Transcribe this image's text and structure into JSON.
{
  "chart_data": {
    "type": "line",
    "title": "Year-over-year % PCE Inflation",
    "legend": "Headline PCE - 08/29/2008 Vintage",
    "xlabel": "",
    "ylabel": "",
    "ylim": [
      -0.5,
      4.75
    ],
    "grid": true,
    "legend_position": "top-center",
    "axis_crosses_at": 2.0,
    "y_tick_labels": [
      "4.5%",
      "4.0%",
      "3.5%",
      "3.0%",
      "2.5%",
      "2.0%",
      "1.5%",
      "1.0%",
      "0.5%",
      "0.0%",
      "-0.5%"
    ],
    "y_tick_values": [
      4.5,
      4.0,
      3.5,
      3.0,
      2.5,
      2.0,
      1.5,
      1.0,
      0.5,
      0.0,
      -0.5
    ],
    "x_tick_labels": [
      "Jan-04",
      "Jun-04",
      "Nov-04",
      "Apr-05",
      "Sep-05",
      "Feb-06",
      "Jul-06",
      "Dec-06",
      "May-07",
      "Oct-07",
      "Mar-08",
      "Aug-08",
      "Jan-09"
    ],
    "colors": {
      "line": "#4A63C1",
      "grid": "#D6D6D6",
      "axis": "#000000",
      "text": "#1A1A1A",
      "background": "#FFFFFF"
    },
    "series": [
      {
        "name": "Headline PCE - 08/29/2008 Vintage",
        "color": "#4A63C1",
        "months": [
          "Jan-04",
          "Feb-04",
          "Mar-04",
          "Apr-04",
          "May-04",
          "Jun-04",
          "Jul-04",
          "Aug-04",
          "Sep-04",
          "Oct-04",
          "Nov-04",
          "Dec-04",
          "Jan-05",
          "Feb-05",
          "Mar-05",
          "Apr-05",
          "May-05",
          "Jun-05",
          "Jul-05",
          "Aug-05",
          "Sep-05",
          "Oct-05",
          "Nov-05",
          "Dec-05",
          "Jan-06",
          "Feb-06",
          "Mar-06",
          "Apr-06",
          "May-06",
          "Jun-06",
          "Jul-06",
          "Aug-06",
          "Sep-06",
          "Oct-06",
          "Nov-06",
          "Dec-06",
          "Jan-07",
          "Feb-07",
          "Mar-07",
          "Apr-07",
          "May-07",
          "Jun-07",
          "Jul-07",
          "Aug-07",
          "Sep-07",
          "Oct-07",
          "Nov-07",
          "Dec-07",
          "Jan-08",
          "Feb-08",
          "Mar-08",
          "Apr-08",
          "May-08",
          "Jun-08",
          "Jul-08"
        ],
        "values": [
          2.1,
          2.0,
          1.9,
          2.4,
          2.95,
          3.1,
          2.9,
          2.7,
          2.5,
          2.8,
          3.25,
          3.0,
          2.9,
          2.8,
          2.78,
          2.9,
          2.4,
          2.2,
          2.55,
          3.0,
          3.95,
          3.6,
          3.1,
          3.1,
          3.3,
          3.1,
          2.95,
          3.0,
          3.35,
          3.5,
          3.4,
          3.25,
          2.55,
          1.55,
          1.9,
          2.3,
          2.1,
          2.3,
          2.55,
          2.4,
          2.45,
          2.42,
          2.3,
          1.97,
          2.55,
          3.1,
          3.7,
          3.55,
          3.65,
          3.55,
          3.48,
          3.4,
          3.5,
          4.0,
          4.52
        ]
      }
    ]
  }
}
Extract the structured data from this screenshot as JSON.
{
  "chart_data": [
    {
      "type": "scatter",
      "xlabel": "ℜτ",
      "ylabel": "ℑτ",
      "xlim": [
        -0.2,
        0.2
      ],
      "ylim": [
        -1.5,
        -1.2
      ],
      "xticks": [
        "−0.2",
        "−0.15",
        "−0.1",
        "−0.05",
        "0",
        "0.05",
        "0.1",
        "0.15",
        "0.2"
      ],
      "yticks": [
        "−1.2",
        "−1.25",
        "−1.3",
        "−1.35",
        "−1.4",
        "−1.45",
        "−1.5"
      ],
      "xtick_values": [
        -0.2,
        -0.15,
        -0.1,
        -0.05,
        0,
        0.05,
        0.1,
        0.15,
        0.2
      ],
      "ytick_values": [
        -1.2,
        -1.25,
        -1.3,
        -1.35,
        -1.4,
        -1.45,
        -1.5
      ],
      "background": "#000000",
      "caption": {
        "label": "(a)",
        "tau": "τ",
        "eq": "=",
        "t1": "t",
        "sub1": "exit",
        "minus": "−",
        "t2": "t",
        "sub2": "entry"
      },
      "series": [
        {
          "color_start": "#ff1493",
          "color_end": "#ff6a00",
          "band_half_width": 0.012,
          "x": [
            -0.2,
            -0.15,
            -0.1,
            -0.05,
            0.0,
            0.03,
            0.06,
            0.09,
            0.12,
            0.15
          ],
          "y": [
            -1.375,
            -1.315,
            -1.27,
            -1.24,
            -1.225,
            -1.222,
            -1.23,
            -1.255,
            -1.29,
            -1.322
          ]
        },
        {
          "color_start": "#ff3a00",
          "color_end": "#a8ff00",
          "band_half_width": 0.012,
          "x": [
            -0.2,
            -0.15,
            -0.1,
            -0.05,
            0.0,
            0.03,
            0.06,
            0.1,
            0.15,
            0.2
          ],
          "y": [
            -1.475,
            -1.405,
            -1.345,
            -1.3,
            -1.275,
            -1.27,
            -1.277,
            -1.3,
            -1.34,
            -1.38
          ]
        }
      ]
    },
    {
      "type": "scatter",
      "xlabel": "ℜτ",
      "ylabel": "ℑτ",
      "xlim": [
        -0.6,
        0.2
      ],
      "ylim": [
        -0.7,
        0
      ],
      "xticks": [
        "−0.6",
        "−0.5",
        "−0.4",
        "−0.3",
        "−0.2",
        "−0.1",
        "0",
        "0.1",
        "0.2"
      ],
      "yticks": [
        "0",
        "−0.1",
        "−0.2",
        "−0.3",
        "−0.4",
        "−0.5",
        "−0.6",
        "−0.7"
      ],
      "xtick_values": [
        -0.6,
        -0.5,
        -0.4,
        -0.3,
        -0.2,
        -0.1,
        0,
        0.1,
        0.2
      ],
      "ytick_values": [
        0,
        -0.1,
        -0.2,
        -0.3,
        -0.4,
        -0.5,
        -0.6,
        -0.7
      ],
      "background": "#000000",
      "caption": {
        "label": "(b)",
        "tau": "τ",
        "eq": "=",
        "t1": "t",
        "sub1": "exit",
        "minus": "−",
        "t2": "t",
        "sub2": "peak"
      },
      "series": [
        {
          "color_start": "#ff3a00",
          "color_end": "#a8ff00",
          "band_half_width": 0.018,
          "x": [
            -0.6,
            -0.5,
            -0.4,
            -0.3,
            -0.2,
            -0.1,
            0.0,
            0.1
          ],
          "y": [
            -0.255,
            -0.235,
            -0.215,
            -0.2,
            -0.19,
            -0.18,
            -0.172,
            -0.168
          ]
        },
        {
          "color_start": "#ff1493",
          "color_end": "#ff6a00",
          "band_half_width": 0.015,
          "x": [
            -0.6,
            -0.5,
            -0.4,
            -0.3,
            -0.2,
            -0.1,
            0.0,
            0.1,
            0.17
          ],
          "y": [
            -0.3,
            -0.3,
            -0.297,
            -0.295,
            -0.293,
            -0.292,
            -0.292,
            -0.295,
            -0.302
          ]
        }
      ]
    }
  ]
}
+++++
(INSTRUCTION) Retype the entries one by one, exactly.

(FULL RESPONSE)
Transcribe this image's text and structure into JSON.
{
  "chart_data": {
    "type": "line",
    "title": "Year-over-year % PCE Inflation",
    "legend": "Headline PCE - 08/29/2008 Vintage",
    "xlabel": "",
    "ylabel": "",
    "ylim": [
      -0.5,
      4.75
    ],
    "grid": true,
    "legend_position": "top-center",
    "axis_crosses_at": 2.0,
    "y_tick_labels": [
      "4.5%",
      "4.0%",
      "3.5%",
      "3.0%",
      "2.5%",
      "2.0%",
      "1.5%",
      "1.0%",
      "0.5%",
      "0.0%",
      "-0.5%"
    ],
    "y_tick_values": [
      4.5,
      4.0,
      3.5,
      3.0,
      2.5,
      2.0,
      1.5,
      1.0,
      0.5,
      0.0,
      -0.5
    ],
    "x_tick_labels": [
      "Jan-04",
      "Jun-04",
      "Nov-04",
      "Apr-05",
      "Sep-05",
      "Feb-06",
      "Jul-06",
      "Dec-06",
      "May-07",
      "Oct-07",
      "Mar-08",
      "Aug-08",
      "Jan-09"
    ],
    "colors": {
      "line": "#4A63C1",
      "grid": "#D6D6D6",
      "axis": "#000000",
      "text": "#1A1A1A",
      "background": "#FFFFFF"
    },
    "series": [
      {
        "name": "Headline PCE - 08/29/2008 Vintage",
        "color": "#4A63C1",
        "months": [
          "Jan-04",
          "Feb-04",
          "Mar-04",
          "Apr-04",
          "May-04",
          "Jun-04",
          "Jul-04",
          "Aug-04",
          "Sep-04",
          "Oct-04",
          "Nov-04",
          "Dec-04",
          "Jan-05",
          "Feb-05",
          "Mar-05",
          "Apr-05",
          "May-05",
          "Jun-05",
          "Jul-05",
          "Aug-05",
          "Sep-05",
          "Oct-05",
          "Nov-05",
          "Dec-05",
          "Jan-06",
          "Feb-06",
          "Mar-06",
          "Apr-06",
          "May-06",
          "Jun-06",
          "Jul-06",
          "Aug-06",
          "Sep-06",
          "Oct-06",
          "Nov-06",
          "Dec-06",
          "Jan-07",
          "Feb-07",
          "Mar-07",
          "Apr-07",
          "May-07",
          "Jun-07",
          "Jul-07",
          "Aug-07",
          "Sep-07",
          "Oct-07",
          "Nov-07",
          "Dec-07",
          "Jan-08",
          "Feb-08",
          "Mar-08",
          "Apr-08",
          "May-08",
          "Jun-08",
          "Jul-08"
        ],
        "values": [
          2.1,
          2.0,
          1.9,
          2.4,
          2.95,
          3.1,
          2.9,
          2.7,
          2.5,
          2.8,
          3.25,
          3.0,
          2.9,
          2.8,
          2.78,
          2.9,
          2.4,
          2.2,
          2.55,
          3.0,
          3.95,
          3.6,
          3.1,
          3.1,
          3.3,
          3.1,
          2.95,
          3.0,
          3.35,
          3.5,
          3.4,
          3.25,
          2.55,
          1.55,
          1.9,
          2.3,
          2.1,
          2.3,
          2.55,
          2.4,
          2.45,
          2.42,
          2.3,
          1.97,
          2.55,
          3.1,
          3.7,
          3.55,
          3.65,
          3.55,
          3.48,
          3.4,
          3.5,
          4.0,
          4.52
        ]
      }
    ]
  }
}
Extract the structured data from this screenshot as JSON.
{
  "chart_data": [
    {
      "type": "scatter",
      "xlabel": "ℜτ",
      "ylabel": "ℑτ",
      "xlim": [
        -0.2,
        0.2
      ],
      "ylim": [
        -1.5,
        -1.2
      ],
      "xticks": [
        "−0.2",
        "−0.15",
        "−0.1",
        "−0.05",
        "0",
        "0.05",
        "0.1",
        "0.15",
        "0.2"
      ],
      "yticks": [
        "−1.2",
        "−1.25",
        "−1.3",
        "−1.35",
        "−1.4",
        "−1.45",
        "−1.5"
      ],
      "xtick_values": [
        -0.2,
        -0.15,
        -0.1,
        -0.05,
        0,
        0.05,
        0.1,
        0.15,
        0.2
      ],
      "ytick_values": [
        -1.2,
        -1.25,
        -1.3,
        -1.35,
        -1.4,
        -1.45,
        -1.5
      ],
      "background": "#000000",
      "caption": {
        "label": "(a)",
        "tau": "τ",
        "eq": "=",
        "t1": "t",
        "sub1": "exit",
        "minus": "−",
        "t2": "t",
        "sub2": "entry"
      },
      "series": [
        {
          "color_start": "#ff1493",
          "color_end": "#ff6a00",
          "band_half_width": 0.012,
          "x": [
            -0.2,
            -0.15,
            -0.1,
            -0.05,
            0.0,
            0.03,
            0.06,
            0.09,
            0.12,
            0.15
          ],
          "y": [
            -1.375,
            -1.315,
            -1.27,
            -1.24,
            -1.225,
            -1.222,
            -1.23,
            -1.255,
            -1.29,
            -1.322
          ]
        },
        {
          "color_start": "#ff3a00",
          "color_end": "#a8ff00",
          "band_half_width": 0.012,
          "x": [
            -0.2,
            -0.15,
            -0.1,
            -0.05,
            0.0,
            0.03,
            0.06,
            0.1,
            0.15,
            0.2
          ],
          "y": [
            -1.475,
            -1.405,
            -1.345,
            -1.3,
            -1.275,
            -1.27,
            -1.277,
            -1.3,
            -1.34,
            -1.38
          ]
        }
      ]
    },
    {
      "type": "scatter",
      "xlabel": "ℜτ",
      "ylabel": "ℑτ",
      "xlim": [
        -0.6,
        0.2
      ],
      "ylim": [
        -0.7,
        0
      ],
      "xticks": [
        "−0.6",
        "−0.5",
        "−0.4",
        "−0.3",
        "−0.2",
        "−0.1",
        "0",
        "0.1",
        "0.2"
      ],
      "yticks": [
        "0",
        "−0.1",
        "−0.2",
        "−0.3",
        "−0.4",
        "−0.5",
        "−0.6",
        "−0.7"
      ],
      "xtick_values": [
        -0.6,
        -0.5,
        -0.4,
        -0.3,
        -0.2,
        -0.1,
        0,
        0.1,
        0.2
      ],
      "ytick_values": [
        0,
        -0.1,
        -0.2,
        -0.3,
        -0.4,
        -0.5,
        -0.6,
        -0.7
      ],
      "background": "#000000",
      "caption": {
        "label": "(b)",
        "tau": "τ",
        "eq": "=",
        "t1": "t",
        "sub1": "exit",
        "minus": "−",
        "t2": "t",
        "sub2": "peak"
      },
      "series": [
        {
          "color_start": "#ff3a00",
          "color_end": "#a8ff00",
          "band_half_width": 0.018,
          "x": [
            -0.6,
            -0.5,
            -0.4,
            -0.3,
            -0.2,
            -0.1,
            0.0,
            0.1
          ],
          "y": [
            -0.255,
            -0.235,
            -0.215,
            -0.2,
            -0.19,
            -0.18,
            -0.172,
            -0.168
          ]
        },
        {
          "color_start": "#ff1493",
          "color_end": "#ff6a00",
          "band_half_width": 0.015,
          "x": [
            -0.6,
            -0.5,
            -0.4,
            -0.3,
            -0.2,
            -0.1,
            0.0,
            0.1,
            0.17
          ],
          "y": [
            -0.3,
            -0.3,
            -0.297,
            -0.295,
            -0.293,
            -0.292,
            -0.292,
            -0.295,
            -0.302
          ]
        }
      ]
    }
  ]
}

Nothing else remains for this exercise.